--- START OF LISTING ---

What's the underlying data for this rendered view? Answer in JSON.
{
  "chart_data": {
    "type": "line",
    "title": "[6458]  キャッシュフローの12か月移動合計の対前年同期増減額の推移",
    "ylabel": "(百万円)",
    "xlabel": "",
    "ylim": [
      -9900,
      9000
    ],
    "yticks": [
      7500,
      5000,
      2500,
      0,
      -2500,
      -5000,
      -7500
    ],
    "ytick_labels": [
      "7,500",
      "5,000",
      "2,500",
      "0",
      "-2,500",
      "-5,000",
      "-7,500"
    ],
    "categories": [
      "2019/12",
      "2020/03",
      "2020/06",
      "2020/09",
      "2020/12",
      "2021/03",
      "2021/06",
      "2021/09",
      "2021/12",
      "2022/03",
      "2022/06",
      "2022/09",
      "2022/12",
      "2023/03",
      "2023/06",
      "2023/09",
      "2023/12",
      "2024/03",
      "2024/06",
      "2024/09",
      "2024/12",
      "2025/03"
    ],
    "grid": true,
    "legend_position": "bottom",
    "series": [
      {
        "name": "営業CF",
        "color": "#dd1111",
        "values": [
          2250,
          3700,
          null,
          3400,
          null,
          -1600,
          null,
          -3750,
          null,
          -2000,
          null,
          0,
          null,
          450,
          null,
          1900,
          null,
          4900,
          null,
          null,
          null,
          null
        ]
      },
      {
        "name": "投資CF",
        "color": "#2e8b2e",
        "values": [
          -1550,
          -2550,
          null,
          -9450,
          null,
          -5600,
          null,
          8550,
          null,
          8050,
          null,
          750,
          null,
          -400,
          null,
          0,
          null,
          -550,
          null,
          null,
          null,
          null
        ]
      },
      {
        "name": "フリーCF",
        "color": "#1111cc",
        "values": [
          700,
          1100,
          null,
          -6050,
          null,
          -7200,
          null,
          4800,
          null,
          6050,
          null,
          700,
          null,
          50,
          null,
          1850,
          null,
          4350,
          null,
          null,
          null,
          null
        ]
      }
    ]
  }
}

--- END OF LISTING ---
--- START OF LISTING ---

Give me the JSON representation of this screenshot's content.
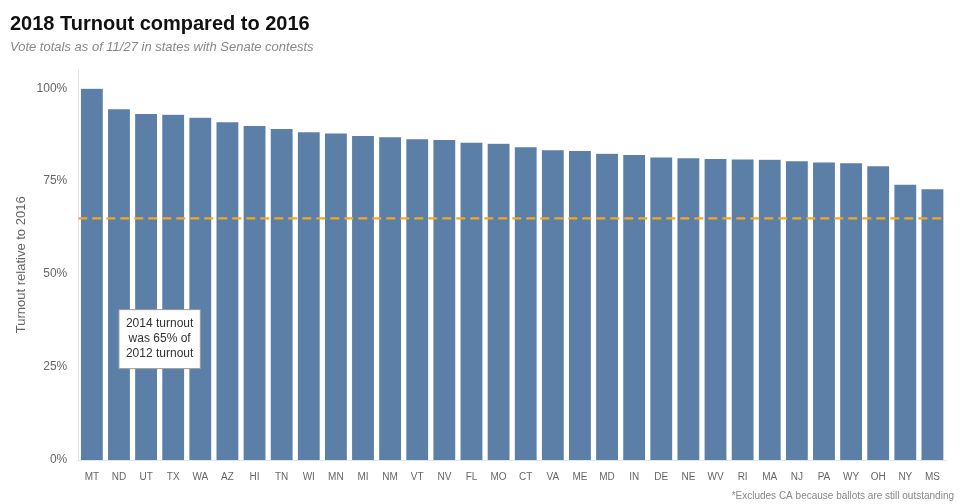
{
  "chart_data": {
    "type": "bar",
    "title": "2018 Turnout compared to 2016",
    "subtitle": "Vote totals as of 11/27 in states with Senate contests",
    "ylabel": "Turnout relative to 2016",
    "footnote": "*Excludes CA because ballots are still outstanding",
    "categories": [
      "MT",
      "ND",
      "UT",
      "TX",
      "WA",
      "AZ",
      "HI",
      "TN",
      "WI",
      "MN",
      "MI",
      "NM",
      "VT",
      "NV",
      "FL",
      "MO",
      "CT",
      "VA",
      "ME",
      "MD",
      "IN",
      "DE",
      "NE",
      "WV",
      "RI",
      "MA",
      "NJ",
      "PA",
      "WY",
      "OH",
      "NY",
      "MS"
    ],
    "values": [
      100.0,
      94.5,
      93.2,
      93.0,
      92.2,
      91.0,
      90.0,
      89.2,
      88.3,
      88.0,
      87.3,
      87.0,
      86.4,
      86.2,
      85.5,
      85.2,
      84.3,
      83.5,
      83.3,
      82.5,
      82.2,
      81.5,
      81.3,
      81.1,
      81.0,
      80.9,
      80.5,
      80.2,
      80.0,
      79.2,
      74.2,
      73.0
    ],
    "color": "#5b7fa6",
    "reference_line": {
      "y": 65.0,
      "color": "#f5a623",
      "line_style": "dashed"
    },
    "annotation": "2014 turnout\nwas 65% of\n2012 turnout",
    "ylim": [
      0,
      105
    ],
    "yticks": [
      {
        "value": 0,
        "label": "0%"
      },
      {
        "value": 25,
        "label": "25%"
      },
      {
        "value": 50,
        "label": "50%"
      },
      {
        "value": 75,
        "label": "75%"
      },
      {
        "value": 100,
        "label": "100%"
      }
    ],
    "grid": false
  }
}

--- END OF LISTING ---
--- START OF LISTING ---

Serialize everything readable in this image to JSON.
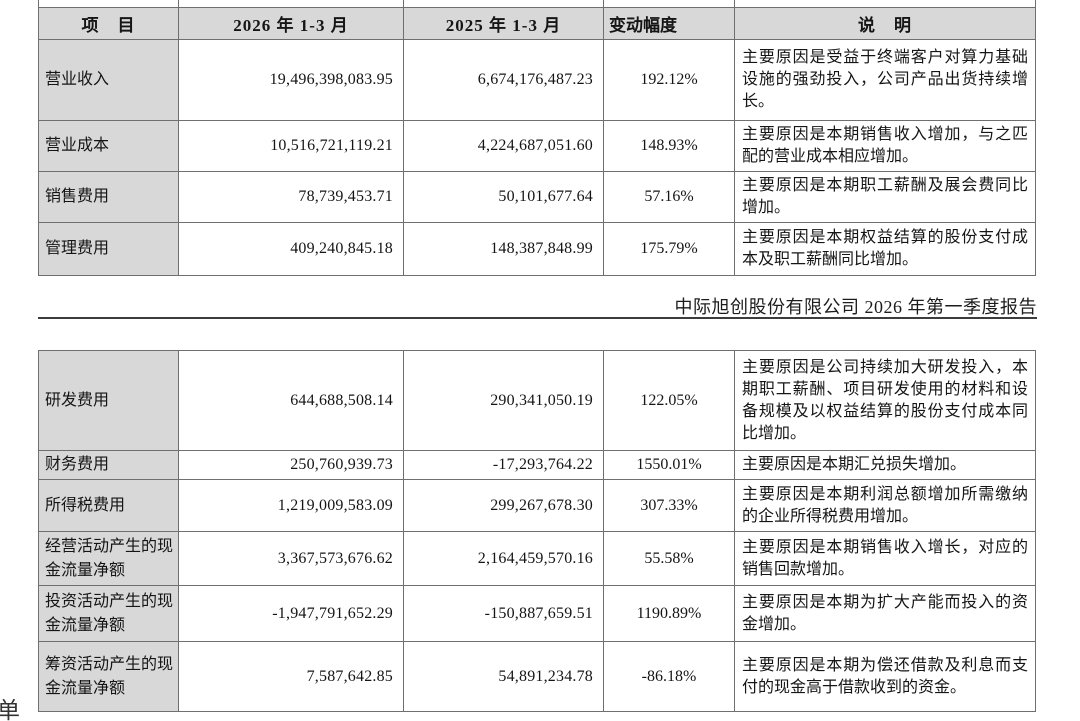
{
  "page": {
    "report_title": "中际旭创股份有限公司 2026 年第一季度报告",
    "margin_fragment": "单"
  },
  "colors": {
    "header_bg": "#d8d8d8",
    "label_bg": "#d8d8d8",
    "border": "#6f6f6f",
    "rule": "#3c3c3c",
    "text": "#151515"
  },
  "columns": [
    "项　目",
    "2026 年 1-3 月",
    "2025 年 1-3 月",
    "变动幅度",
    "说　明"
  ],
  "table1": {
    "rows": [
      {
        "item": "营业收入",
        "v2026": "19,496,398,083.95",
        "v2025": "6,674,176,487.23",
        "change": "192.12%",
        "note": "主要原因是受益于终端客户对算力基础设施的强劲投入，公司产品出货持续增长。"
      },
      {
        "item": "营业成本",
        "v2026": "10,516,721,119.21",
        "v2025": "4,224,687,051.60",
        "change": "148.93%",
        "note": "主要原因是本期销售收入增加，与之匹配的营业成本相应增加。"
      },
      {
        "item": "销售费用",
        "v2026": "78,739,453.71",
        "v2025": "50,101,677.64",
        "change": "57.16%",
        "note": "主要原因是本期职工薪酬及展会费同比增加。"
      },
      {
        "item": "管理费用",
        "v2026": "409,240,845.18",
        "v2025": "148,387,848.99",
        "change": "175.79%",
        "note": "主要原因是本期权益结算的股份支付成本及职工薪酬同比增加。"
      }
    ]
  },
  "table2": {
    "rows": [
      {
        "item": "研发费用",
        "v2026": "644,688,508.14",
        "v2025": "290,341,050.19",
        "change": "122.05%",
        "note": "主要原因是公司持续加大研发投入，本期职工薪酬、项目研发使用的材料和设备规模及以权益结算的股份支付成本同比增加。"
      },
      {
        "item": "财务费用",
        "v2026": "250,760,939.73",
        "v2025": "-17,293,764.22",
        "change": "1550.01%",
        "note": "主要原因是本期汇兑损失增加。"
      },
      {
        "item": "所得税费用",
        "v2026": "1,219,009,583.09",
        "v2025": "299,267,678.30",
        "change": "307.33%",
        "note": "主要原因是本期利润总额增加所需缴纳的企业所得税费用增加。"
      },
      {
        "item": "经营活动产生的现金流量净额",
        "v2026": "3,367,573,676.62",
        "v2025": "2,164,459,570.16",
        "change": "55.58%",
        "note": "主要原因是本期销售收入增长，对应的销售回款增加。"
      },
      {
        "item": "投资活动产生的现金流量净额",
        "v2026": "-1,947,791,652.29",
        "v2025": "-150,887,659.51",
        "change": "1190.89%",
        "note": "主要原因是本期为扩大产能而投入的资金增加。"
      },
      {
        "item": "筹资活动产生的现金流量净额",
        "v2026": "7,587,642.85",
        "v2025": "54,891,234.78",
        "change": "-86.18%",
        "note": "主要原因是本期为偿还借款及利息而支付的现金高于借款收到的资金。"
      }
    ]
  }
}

--- END OF LISTING ---

# EXERCISE:
From the records above, work out how many lines contain the string "change". Give only the number.

# FINAL RESULT:
10